> [Dataset rows about figures]
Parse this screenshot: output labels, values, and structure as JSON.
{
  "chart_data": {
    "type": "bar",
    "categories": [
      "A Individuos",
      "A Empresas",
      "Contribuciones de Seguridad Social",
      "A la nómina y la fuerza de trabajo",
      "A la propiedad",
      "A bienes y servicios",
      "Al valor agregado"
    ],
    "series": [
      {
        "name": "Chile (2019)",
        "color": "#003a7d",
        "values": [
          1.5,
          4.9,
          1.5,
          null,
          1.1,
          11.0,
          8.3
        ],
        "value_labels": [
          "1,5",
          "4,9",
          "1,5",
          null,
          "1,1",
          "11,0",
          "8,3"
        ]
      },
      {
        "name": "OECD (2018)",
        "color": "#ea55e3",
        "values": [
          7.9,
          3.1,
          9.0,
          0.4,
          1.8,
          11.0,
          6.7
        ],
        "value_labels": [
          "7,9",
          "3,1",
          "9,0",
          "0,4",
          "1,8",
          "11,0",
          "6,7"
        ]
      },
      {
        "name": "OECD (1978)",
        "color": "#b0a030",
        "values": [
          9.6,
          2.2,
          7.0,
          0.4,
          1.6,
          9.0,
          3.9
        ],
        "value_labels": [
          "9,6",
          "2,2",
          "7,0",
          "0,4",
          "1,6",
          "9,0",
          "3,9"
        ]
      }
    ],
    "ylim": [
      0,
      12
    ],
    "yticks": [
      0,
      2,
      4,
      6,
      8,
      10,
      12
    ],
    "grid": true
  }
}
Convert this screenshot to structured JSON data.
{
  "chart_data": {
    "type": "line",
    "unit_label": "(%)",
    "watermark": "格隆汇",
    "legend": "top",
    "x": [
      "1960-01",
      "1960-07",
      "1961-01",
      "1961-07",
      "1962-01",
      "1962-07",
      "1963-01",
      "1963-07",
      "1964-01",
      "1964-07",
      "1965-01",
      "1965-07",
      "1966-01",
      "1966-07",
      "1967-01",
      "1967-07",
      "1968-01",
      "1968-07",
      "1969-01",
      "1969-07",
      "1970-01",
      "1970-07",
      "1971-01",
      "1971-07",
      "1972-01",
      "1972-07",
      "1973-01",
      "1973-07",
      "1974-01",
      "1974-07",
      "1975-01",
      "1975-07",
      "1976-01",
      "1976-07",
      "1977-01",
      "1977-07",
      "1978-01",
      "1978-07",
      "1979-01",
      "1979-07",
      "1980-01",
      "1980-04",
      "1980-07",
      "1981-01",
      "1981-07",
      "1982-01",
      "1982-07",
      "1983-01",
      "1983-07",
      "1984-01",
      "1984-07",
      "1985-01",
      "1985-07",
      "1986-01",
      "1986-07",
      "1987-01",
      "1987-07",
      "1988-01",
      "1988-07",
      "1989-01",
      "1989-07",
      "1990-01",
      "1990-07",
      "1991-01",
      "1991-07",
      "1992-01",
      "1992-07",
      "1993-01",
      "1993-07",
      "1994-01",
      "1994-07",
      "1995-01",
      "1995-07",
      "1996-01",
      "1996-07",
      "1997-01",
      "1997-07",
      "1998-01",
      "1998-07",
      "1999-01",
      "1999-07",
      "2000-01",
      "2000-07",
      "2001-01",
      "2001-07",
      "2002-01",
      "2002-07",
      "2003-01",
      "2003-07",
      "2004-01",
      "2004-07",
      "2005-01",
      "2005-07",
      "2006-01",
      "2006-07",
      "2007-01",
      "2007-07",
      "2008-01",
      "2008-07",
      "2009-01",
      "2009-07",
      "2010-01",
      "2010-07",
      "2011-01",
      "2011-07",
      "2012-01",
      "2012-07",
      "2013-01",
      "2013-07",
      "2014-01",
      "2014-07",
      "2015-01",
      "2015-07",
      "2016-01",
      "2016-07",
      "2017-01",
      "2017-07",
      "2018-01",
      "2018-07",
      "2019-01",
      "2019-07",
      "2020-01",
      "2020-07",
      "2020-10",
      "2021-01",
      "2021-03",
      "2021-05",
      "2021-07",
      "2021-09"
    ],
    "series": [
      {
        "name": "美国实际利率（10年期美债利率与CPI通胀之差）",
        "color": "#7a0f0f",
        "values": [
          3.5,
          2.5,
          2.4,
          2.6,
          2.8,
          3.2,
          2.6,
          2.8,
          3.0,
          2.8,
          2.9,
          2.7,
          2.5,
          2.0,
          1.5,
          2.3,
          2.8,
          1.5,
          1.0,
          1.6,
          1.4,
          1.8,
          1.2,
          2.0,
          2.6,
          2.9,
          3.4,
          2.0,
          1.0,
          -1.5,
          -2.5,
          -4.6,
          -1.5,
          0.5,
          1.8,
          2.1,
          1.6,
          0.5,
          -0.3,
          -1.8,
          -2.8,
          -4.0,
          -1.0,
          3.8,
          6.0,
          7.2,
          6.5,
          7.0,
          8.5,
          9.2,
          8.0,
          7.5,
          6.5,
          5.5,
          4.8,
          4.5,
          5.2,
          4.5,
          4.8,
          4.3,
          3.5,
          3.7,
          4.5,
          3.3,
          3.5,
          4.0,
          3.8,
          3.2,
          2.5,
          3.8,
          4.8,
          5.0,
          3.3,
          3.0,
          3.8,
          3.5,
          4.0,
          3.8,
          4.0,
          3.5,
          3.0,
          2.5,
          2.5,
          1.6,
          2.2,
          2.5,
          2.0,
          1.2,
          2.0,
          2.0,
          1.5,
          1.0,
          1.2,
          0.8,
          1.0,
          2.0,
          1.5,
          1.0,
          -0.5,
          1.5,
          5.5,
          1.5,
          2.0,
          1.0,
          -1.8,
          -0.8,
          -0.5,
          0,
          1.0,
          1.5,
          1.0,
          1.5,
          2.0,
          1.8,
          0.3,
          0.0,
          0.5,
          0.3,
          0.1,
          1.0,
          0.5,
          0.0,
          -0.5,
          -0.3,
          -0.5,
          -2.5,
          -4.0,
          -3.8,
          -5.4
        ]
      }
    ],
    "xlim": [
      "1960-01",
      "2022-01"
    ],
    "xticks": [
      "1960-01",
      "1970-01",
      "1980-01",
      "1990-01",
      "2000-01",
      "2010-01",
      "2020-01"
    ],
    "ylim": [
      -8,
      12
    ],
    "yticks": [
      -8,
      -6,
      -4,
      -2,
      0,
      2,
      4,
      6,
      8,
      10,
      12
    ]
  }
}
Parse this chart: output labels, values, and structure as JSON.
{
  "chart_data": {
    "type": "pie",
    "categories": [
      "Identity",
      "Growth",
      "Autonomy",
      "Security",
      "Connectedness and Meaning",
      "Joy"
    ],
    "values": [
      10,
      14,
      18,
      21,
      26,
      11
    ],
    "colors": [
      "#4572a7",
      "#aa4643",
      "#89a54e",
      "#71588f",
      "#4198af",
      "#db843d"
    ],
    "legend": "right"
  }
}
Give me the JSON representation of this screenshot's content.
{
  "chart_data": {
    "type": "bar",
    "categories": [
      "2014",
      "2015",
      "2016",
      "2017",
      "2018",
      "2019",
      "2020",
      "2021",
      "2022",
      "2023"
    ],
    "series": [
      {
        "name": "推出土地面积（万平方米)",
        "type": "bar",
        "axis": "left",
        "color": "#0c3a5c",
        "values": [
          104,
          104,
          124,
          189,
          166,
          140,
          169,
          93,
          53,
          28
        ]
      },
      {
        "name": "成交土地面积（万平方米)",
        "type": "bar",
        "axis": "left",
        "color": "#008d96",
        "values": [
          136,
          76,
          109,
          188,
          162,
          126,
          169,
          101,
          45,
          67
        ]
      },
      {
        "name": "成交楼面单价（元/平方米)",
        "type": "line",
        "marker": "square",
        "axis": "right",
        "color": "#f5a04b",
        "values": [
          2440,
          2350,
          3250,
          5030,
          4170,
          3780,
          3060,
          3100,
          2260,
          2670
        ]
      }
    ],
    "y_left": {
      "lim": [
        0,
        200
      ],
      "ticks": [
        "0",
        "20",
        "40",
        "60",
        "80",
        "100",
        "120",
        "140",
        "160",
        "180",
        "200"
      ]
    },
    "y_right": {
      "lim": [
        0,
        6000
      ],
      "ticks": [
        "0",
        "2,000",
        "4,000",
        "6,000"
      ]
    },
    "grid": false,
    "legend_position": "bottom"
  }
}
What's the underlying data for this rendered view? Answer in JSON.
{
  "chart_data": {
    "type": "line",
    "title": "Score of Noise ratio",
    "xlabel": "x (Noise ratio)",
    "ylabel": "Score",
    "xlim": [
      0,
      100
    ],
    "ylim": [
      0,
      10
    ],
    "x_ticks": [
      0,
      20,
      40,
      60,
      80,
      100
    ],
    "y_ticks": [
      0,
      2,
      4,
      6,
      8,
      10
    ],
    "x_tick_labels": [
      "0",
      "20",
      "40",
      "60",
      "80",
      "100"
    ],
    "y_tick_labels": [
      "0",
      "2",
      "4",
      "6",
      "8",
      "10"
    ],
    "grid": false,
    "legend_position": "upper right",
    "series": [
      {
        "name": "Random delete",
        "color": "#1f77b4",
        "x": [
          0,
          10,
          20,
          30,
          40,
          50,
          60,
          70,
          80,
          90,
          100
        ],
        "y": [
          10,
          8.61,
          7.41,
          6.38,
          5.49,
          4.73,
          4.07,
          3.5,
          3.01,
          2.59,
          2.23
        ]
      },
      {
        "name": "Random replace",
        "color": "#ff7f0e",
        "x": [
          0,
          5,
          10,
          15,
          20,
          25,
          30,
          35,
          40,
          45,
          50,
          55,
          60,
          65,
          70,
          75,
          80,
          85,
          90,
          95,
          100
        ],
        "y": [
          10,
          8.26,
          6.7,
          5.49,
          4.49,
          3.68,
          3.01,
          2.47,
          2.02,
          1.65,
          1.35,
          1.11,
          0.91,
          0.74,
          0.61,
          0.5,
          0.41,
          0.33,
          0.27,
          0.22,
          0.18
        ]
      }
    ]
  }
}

> [Task details] Identify each line in the records above that contains the word "ratio", and copy it out in full.

> [Right answer]
    "title": "Score of Noise ratio",
    "xlabel": "x (Noise ratio)",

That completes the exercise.